* [Stated task]:
Report every line in the listing below where the string "اللحياني" shows up.

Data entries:
#####

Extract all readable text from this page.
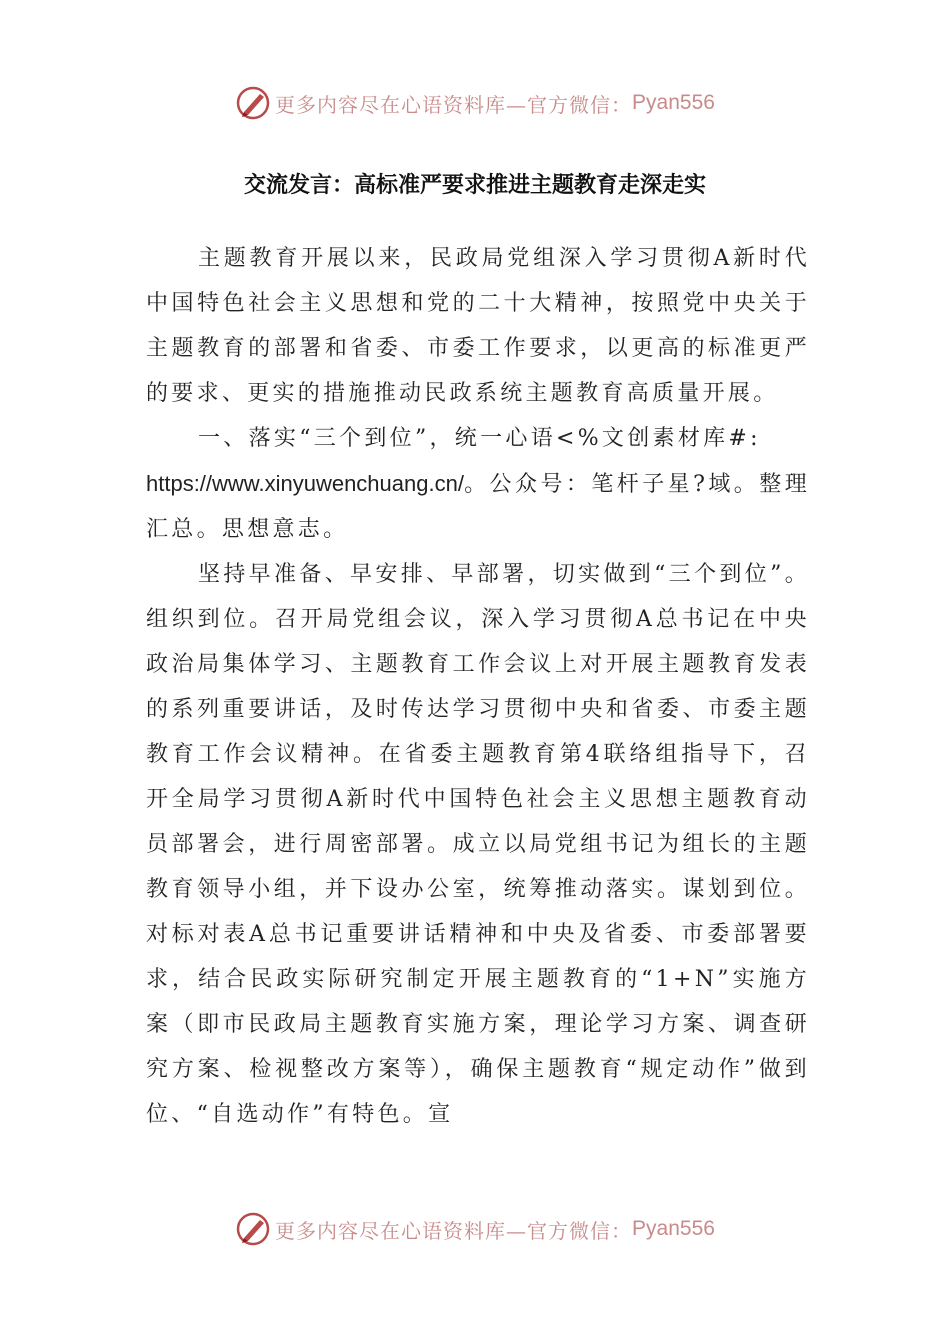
更多内容尽在心语资料库—官方微信： Pyan556
交流发言：高标准严要求推进主题教育走深走实

主题教育开展以来，民政局党组深入学习贯彻A新时代中国特色社会主义思想和党的二十大精神，按照党中央关于主题教育的部署和省委、市委工作要求，以更高的标准更严的要求、更实的措施推动民政系统主题教育高质量开展。

一、落实“三个到位”，统一心语<%文创素材库#:

https://www.xinyuwenchuang.cn/。公众号：笔杆子星?域。整理汇总。思想意志。

坚持早准备、早安排、早部署，切实做到“三个到位”。组织到位。召开局党组会议，深入学习贯彻A总书记在中央政治局集体学习、主题教育工作会议上对开展主题教育发表的系列重要讲话，及时传达学习贯彻中央和省委、市委主题教育工作会议精神。在省委主题教育第4联络组指导下，召开全局学习贯彻A新时代中国特色社会主义思想主题教育动员部署会，进行周密部署。成立以局党组书记为组长的主题教育领导小组，并下设办公室，统筹推动落实。谋划到位。对标对表A总书记重要讲话精神和中央及省委、市委部署要求，结合民政实际研究制定开展主题教育的“1+N”实施方案（即市民政局主题教育实施方案，理论学习方案、调查研究方案、检视整改方案等），确保主题教育“规定动作”做到位、“自选动作”有特色。宣

更多内容尽在心语资料库—官方微信： Pyan556
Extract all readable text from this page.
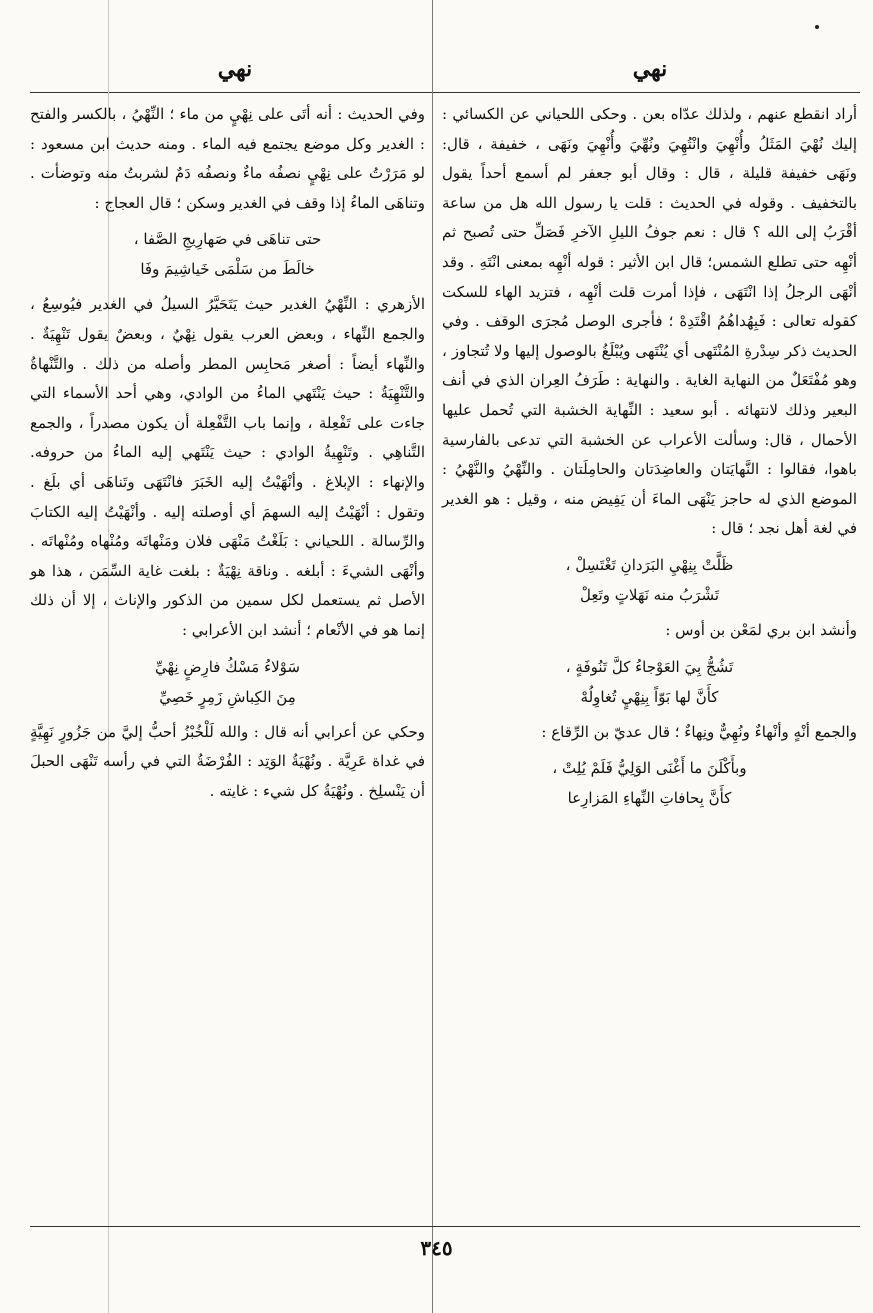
نهي
نهي

أراد انقطع عنهم ، ولذلك عدّاه بعن . وحكى اللحياني عن الكسائي : إليك نُهْيَ المَثَلُ وأُنْهِيَ وانْتُهِيَ ونُهِّيَ وأُنْهِيَ ونَهَى ، خفيفة ، قال: ونَهَى خفيفة قليلة ، قال : وقال أبو جعفر لم أسمع أحداً يقول بالتخفيف . وقوله في الحديث : قلت يا رسول الله هل من ساعة أقْرَبُ إلى الله ؟ قال : نعم جوفُ الليلِ الآخرِ فَصَلِّ حتى تُصبح ثم أنْهِه حتى تطلع الشمس؛ قال ابن الأثير : قوله أنْهِه بمعنى انْتَهِ . وقد أنْهَى الرجلُ إذا انْتَهَى ، فإذا أمرت قلت أنْهِه ، فتزيد الهاء للسكت كقوله تعالى : فَبِهُداهُمُ اقْتَدِهْ ؛ فأجرى الوصل مُجرَى الوقف . وفي الحديث ذكر سِدْرةِ المُنْتَهى أي يُنْتَهى ويُبْلَغُ بالوصول إليها ولا تُتجاوز ، وهو مُفْتَعَلٌ من النهاية الغاية . والنهاية : طَرَفُ العِران الذي في أنف البعير وذلك لانتهائه . أبو سعيد : النِّهاية الخشبة التي تُحمل عليها الأحمال ، قال: وسألت الأعراب عن الخشبة التي تدعى بالفارسية باهوا، فقالوا : النَّهايَتان والعاضِدَتان والحامِلَتان . والنِّهْيُ والنَّهْيُ : الموضع الذي له حاجز يَنْهَى الماءَ أن يَفِيض منه ، وقيل : هو الغدير في لغة أهل نجد ؛ قال :

ظَلَّتْ بِنِهْيِ البَرَدانِ تَغْتَسِلْ ،
تَشْرَبُ منه نَهَلاتٍ وتَعِلْ

وأنشد ابن بري لمَعْن بن أوس :

تَشُجُّ بِيَ العَوْجاءُ كلَّ تَنُوفَةٍ ،
كأَنَّ لها بَوّاً بِنِهْيٍ تُغاوِلُهْ

والجمع أنْهٍ وأنْهاءٌ ونُهِيٌّ ونِهاءٌ ؛ قال عديّ بن الرِّقاع :

وبأَكْلَنَ ما أَغْنَى الوَلِيُّ فَلَمْ يُلِتْ ،
كأَنَّ بِحافاتِ النِّهاءِ المَزارِعا

وفي الحديث : أنه أتَى على نِهْيٍ من ماء ؛ النِّهْيُ ، بالكسر والفتح : الغدير وكل موضع يجتمع فيه الماء . ومنه حديث ابن مسعود : لو مَرَرْتُ على نِهْيٍ نصفُه ماءٌ ونصفُه دَمٌ لشربتُ منه وتوضأت . وتناهَى الماءُ إذا وقف في الغدير وسكن ؛ قال العجاج :

حتى تناهَى في صَهارِيجِ الصَّفا ،
خالَطَ من سَلْمَى خَياشِيمَ وفَا

الأزهري : النِّهْيُ الغدير حيث يَتَحَيَّرُ السيلُ في الغدير فيُوسِعُ ، والجمع النِّهاء ، وبعض العرب يقول نِهْيٌ ، وبعضٌ يقول تَنْهِيَةٌ . والنِّهاء أيضاً : أصغر مَحابِس المطر وأصله من ذلك . والتَّنْهاةُ والتَّنْهِيَةُ : حيث يَنْتَهي الماءُ من الوادي، وهي أحد الأسماء التي جاءت على تَفْعِلة ، وإنما باب التَّفْعِلة أن يكون مصدراً ، والجمع التَّناهِي . وتَنْهِيةُ الوادي : حيث يَنْتَهي إليه الماءُ من حروفه. والإنهاء : الإبلاغ . وأنْهَيْتُ إليه الخَبَرَ فانْتَهَى وتَناهَى أي بلَغ . وتقول : أنْهَيْتُ إليه السهمَ أي أوصلته إليه . وأنْهَيْتُ إليه الكتابَ والرِّسالة . اللحياني : بَلَغْتُ مَنْهَى فلان ومَنْهاتَه ومُنْهاه ومُنْهاتَه . وأنْهَى الشيءَ : أبلغه . وناقة نِهْيَةٌ : بلغت غاية السِّمَن ، هذا هو الأصل ثم يستعمل لكل سمين من الذكور والإناث ، إلا أن ذلك إنما هو في الأنْعام ؛ أنشد ابن الأعرابي :

سَوْلاءُ مَسْكُ فارِضٍ نِهْيِّ
مِنَ الكِباشِ زَمِرٍ خَصِيِّ

وحكي عن أعرابي أنه قال : والله لَلْخُبْزُ أحبُّ إليَّ من جَزُورٍ نَهِيَّةٍ في غداة عَرِيَّة . ونُهْيَةُ الوَتِد : الفُرْضَةُ التي في رأسه تَنْهَى الحبلَ أن يَنْسلِخ . ونُهْيَةُ كل شيء : غايته .

٣٤٥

#####

* [Written solution]:
أراد انقطع عنهم ، ولذلك عدّاه بعن . وحكى اللحياني عن الكسائي : إليك نُهْيَ المَثَلُ وأُنْهِيَ وانْتُهِيَ ونُهِّيَ وأُنْهِيَ ونَهَى ، خفيفة ، قال: ونَهَى خفيفة قليلة ، قال : وقال أبو جعفر لم أسمع أحداً يقول بالتخفيف . وقوله في الحديث : قلت يا رسول الله هل من ساعة أقْرَبُ إلى الله ؟ قال : نعم جوفُ الليلِ الآخرِ فَصَلِّ حتى تُصبح ثم أنْهِه حتى تطلع الشمس؛ قال ابن الأثير : قوله أنْهِه بمعنى انْتَهِ . وقد أنْهَى الرجلُ إذا انْتَهَى ، فإذا أمرت قلت أنْهِه ، فتزيد الهاء للسكت كقوله تعالى : فَبِهُداهُمُ اقْتَدِهْ ؛ فأجرى الوصل مُجرَى الوقف . وفي الحديث ذكر سِدْرةِ المُنْتَهى أي يُنْتَهى ويُبْلَغُ بالوصول إليها ولا تُتجاوز ، وهو مُفْتَعَلٌ من النهاية الغاية . والنهاية : طَرَفُ العِران الذي في أنف البعير وذلك لانتهائه . أبو سعيد : النِّهاية الخشبة التي تُحمل عليها الأحمال ، قال: وسألت الأعراب عن الخشبة التي تدعى بالفارسية باهوا، فقالوا : النَّهايَتان والعاضِدَتان والحامِلَتان . والنِّهْيُ والنَّهْيُ : الموضع الذي له حاجز يَنْهَى الماءَ أن يَفِيض منه ، وقيل : هو الغدير في لغة أهل نجد ؛ قال :
الأزهري : النِّهْيُ الغدير حيث يَتَحَيَّرُ السيلُ في الغدير فيُوسِعُ ، والجمع النِّهاء ، وبعض العرب يقول نِهْيٌ ، وبعضٌ يقول تَنْهِيَةٌ . والنِّهاء أيضاً : أصغر مَحابِس المطر وأصله من ذلك . والتَّنْهاةُ والتَّنْهِيَةُ : حيث يَنْتَهي الماءُ من الوادي، وهي أحد الأسماء التي جاءت على تَفْعِلة ، وإنما باب التَّفْعِلة أن يكون مصدراً ، والجمع التَّناهِي . وتَنْهِيةُ الوادي : حيث يَنْتَهي إليه الماءُ من حروفه. والإنهاء : الإبلاغ . وأنْهَيْتُ إليه الخَبَرَ فانْتَهَى وتَناهَى أي بلَغ . وتقول : أنْهَيْتُ إليه السهمَ أي أوصلته إليه . وأنْهَيْتُ إليه الكتابَ والرِّسالة . اللحياني : بَلَغْتُ مَنْهَى فلان ومَنْهاتَه ومُنْهاه ومُنْهاتَه . وأنْهَى الشيءَ : أبلغه . وناقة نِهْيَةٌ : بلغت غاية السِّمَن ، هذا هو الأصل ثم يستعمل لكل سمين من الذكور والإناث ، إلا أن ذلك إنما هو في الأنْعام ؛ أنشد ابن الأعرابي :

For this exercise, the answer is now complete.